━━ Given information

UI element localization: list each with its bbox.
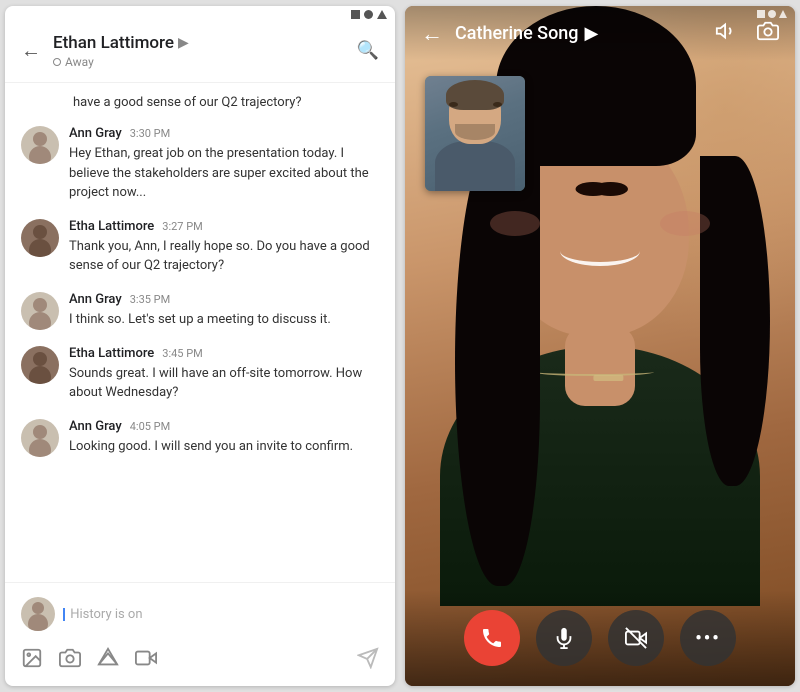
chat-input-area: History is on — [5, 582, 395, 686]
message-meta: Etha Lattimore 3:27 PM — [69, 219, 379, 234]
video-caller-name: Catherine Song ▶ — [455, 23, 715, 44]
status-triangle — [377, 10, 387, 19]
message-sender: Etha Lattimore — [69, 219, 154, 234]
message-time: 3:30 PM — [130, 127, 170, 140]
message-content: Ann Gray 3:35 PM I think so. Let's set u… — [69, 292, 379, 330]
video-header: ← Catherine Song ▶ — [405, 6, 795, 61]
status-circle — [364, 10, 373, 19]
message-time: 3:45 PM — [162, 347, 202, 360]
message-sender: Ann Gray — [69, 292, 122, 307]
self-view — [425, 76, 525, 191]
man-body — [435, 141, 515, 191]
status-square — [351, 10, 360, 19]
end-call-button[interactable] — [464, 610, 520, 666]
chat-status: Away — [53, 55, 357, 69]
message-meta: Etha Lattimore 3:45 PM — [69, 346, 379, 361]
message-time: 4:05 PM — [130, 420, 170, 433]
back-arrow-icon[interactable]: ← — [21, 38, 41, 63]
truncated-message: have a good sense of our Q2 trajectory? — [5, 91, 395, 118]
input-toolbar — [21, 643, 379, 678]
image-icon[interactable] — [21, 647, 43, 674]
contact-arrow-icon: ▶ — [178, 35, 189, 51]
message-sender: Etha Lattimore — [69, 346, 154, 361]
message-row: Etha Lattimore 3:45 PM Sounds great. I w… — [5, 338, 395, 411]
chat-messages: have a good sense of our Q2 trajectory? … — [5, 83, 395, 582]
status-sq2 — [768, 10, 776, 18]
status-sq1 — [757, 10, 765, 18]
message-text: Sounds great. I will have an off-site to… — [69, 364, 379, 403]
message-content: Etha Lattimore 3:45 PM Sounds great. I w… — [69, 346, 379, 403]
message-content: Ann Gray 3:30 PM Hey Ethan, great job on… — [69, 126, 379, 203]
video-off-button[interactable] — [608, 610, 664, 666]
self-view-background — [425, 76, 525, 191]
my-avatar — [21, 597, 55, 631]
message-row: Etha Lattimore 3:27 PM Thank you, Ann, I… — [5, 211, 395, 284]
history-text: History is on — [63, 607, 143, 622]
video-status-bar — [757, 10, 787, 18]
message-text: Thank you, Ann, I really hope so. Do you… — [69, 237, 379, 276]
avatar — [21, 126, 59, 164]
chat-contact-name: Ethan Lattimore ▶ — [53, 33, 357, 53]
send-icon[interactable] — [357, 647, 379, 674]
avatar — [21, 419, 59, 457]
status-dot-icon — [53, 58, 61, 66]
message-meta: Ann Gray 4:05 PM — [69, 419, 379, 434]
message-time: 3:35 PM — [130, 293, 170, 306]
message-time: 3:27 PM — [162, 220, 202, 233]
message-row: Ann Gray 4:05 PM Looking good. I will se… — [5, 411, 395, 465]
speaker-icon[interactable] — [715, 20, 737, 47]
message-content: Ann Gray 4:05 PM Looking good. I will se… — [69, 419, 379, 457]
caller-name-arrow-icon: ▶ — [585, 23, 599, 44]
drive-icon[interactable] — [97, 647, 119, 674]
text-cursor — [63, 608, 65, 621]
video-back-arrow-icon[interactable]: ← — [421, 21, 443, 47]
message-meta: Ann Gray 3:30 PM — [69, 126, 379, 141]
video-header-icons — [715, 20, 779, 47]
camera-flip-icon[interactable] — [757, 20, 779, 47]
message-sender: Ann Gray — [69, 126, 122, 141]
history-bar: History is on — [21, 591, 379, 637]
video-icon[interactable] — [135, 647, 157, 674]
message-text: Looking good. I will send you an invite … — [69, 437, 379, 457]
video-controls: ••• — [405, 590, 795, 686]
search-icon[interactable]: 🔍 — [357, 40, 379, 61]
message-row: Ann Gray 3:35 PM I think so. Let's set u… — [5, 284, 395, 338]
more-options-button[interactable]: ••• — [680, 610, 736, 666]
chat-header-info: Ethan Lattimore ▶ Away — [53, 33, 357, 69]
message-text: Hey Ethan, great job on the presentation… — [69, 144, 379, 203]
message-content: Etha Lattimore 3:27 PM Thank you, Ann, I… — [69, 219, 379, 276]
signal-icon — [779, 10, 787, 18]
camera-icon[interactable] — [59, 647, 81, 674]
avatar — [21, 346, 59, 384]
avatar — [21, 219, 59, 257]
message-sender: Ann Gray — [69, 419, 122, 434]
chat-panel: ← Ethan Lattimore ▶ Away 🔍 have a good s… — [5, 6, 395, 686]
chat-header: ← Ethan Lattimore ▶ Away 🔍 — [5, 19, 395, 83]
avatar — [21, 292, 59, 330]
message-text: I think so. Let's set up a meeting to di… — [69, 310, 379, 330]
microphone-button[interactable] — [536, 610, 592, 666]
message-meta: Ann Gray 3:35 PM — [69, 292, 379, 307]
video-panel: ← Catherine Song ▶ — [405, 6, 795, 686]
message-row: Ann Gray 3:30 PM Hey Ethan, great job on… — [5, 118, 395, 211]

━━━━

* _Required work_
Reproduce every row above word for word, leaving out the pictures.

* _Solution for this problem_
UI element localization: list each with its bbox.
chat-input-area: History is on — [5, 582, 395, 686]
message-meta: Etha Lattimore 3:27 PM — [69, 219, 379, 234]
video-caller-name: Catherine Song ▶ — [455, 23, 715, 44]
status-triangle — [377, 10, 387, 19]
message-sender: Etha Lattimore — [69, 219, 154, 234]
message-time: 3:30 PM — [130, 127, 170, 140]
message-content: Ann Gray 3:35 PM I think so. Let's set u… — [69, 292, 379, 330]
video-header: ← Catherine Song ▶ — [405, 6, 795, 61]
status-circle — [364, 10, 373, 19]
message-time: 3:45 PM — [162, 347, 202, 360]
message-sender: Ann Gray — [69, 292, 122, 307]
self-view — [425, 76, 525, 191]
man-body — [435, 141, 515, 191]
status-square — [351, 10, 360, 19]
end-call-button[interactable] — [464, 610, 520, 666]
chat-status: Away — [53, 55, 357, 69]
message-meta: Etha Lattimore 3:45 PM — [69, 346, 379, 361]
message-time: 4:05 PM — [130, 420, 170, 433]
back-arrow-icon[interactable]: ← — [21, 38, 41, 63]
truncated-message: have a good sense of our Q2 trajectory? — [5, 91, 395, 118]
input-toolbar — [21, 643, 379, 678]
image-icon[interactable] — [21, 647, 43, 674]
contact-arrow-icon: ▶ — [178, 35, 189, 51]
message-sender: Etha Lattimore — [69, 346, 154, 361]
message-row: Etha Lattimore 3:45 PM Sounds great. I w… — [5, 338, 395, 411]
chat-messages: have a good sense of our Q2 trajectory? … — [5, 83, 395, 582]
status-sq2 — [768, 10, 776, 18]
status-sq1 — [757, 10, 765, 18]
message-text: Sounds great. I will have an off-site to… — [69, 364, 379, 403]
message-content: Etha Lattimore 3:45 PM Sounds great. I w… — [69, 346, 379, 403]
message-content: Ann Gray 3:30 PM Hey Ethan, great job on… — [69, 126, 379, 203]
video-off-button[interactable] — [608, 610, 664, 666]
self-view-background — [425, 76, 525, 191]
my-avatar — [21, 597, 55, 631]
message-row: Etha Lattimore 3:27 PM Thank you, Ann, I… — [5, 211, 395, 284]
history-text: History is on — [63, 607, 143, 622]
video-status-bar — [757, 10, 787, 18]
message-text: Thank you, Ann, I really hope so. Do you… — [69, 237, 379, 276]
avatar — [21, 126, 59, 164]
chat-contact-name: Ethan Lattimore ▶ — [53, 33, 357, 53]
send-icon[interactable] — [357, 647, 379, 674]
avatar — [21, 419, 59, 457]
status-dot-icon — [53, 58, 61, 66]
message-meta: Ann Gray 4:05 PM — [69, 419, 379, 434]
message-time: 3:35 PM — [130, 293, 170, 306]
message-time: 3:27 PM — [162, 220, 202, 233]
message-row: Ann Gray 4:05 PM Looking good. I will se… — [5, 411, 395, 465]
speaker-icon[interactable] — [715, 20, 737, 47]
message-content: Ann Gray 4:05 PM Looking good. I will se… — [69, 419, 379, 457]
caller-name-arrow-icon: ▶ — [585, 23, 599, 44]
drive-icon[interactable] — [97, 647, 119, 674]
text-cursor — [63, 608, 65, 621]
video-back-arrow-icon[interactable]: ← — [421, 21, 443, 47]
message-meta: Ann Gray 3:30 PM — [69, 126, 379, 141]
video-header-icons — [715, 20, 779, 47]
camera-flip-icon[interactable] — [757, 20, 779, 47]
message-sender: Ann Gray — [69, 126, 122, 141]
history-bar: History is on — [21, 591, 379, 637]
video-icon[interactable] — [135, 647, 157, 674]
message-text: Looking good. I will send you an invite … — [69, 437, 379, 457]
video-controls: ••• — [405, 590, 795, 686]
search-icon[interactable]: 🔍 — [357, 40, 379, 61]
message-row: Ann Gray 3:35 PM I think so. Let's set u… — [5, 284, 395, 338]
more-options-button[interactable]: ••• — [680, 610, 736, 666]
chat-header-info: Ethan Lattimore ▶ Away — [53, 33, 357, 69]
message-text: Hey Ethan, great job on the presentation… — [69, 144, 379, 203]
message-content: Etha Lattimore 3:27 PM Thank you, Ann, I… — [69, 219, 379, 276]
signal-icon — [779, 10, 787, 18]
camera-icon[interactable] — [59, 647, 81, 674]
avatar — [21, 346, 59, 384]
avatar — [21, 219, 59, 257]
message-sender: Ann Gray — [69, 419, 122, 434]
chat-panel: ← Ethan Lattimore ▶ Away 🔍 have a good s… — [5, 6, 395, 686]
chat-header: ← Ethan Lattimore ▶ Away 🔍 — [5, 19, 395, 83]
avatar — [21, 292, 59, 330]
message-text: I think so. Let's set up a meeting to di… — [69, 310, 379, 330]
microphone-button[interactable] — [536, 610, 592, 666]
message-meta: Ann Gray 3:35 PM — [69, 292, 379, 307]
video-panel: ← Catherine Song ▶ — [405, 6, 795, 686]
message-row: Ann Gray 3:30 PM Hey Ethan, great job on… — [5, 118, 395, 211]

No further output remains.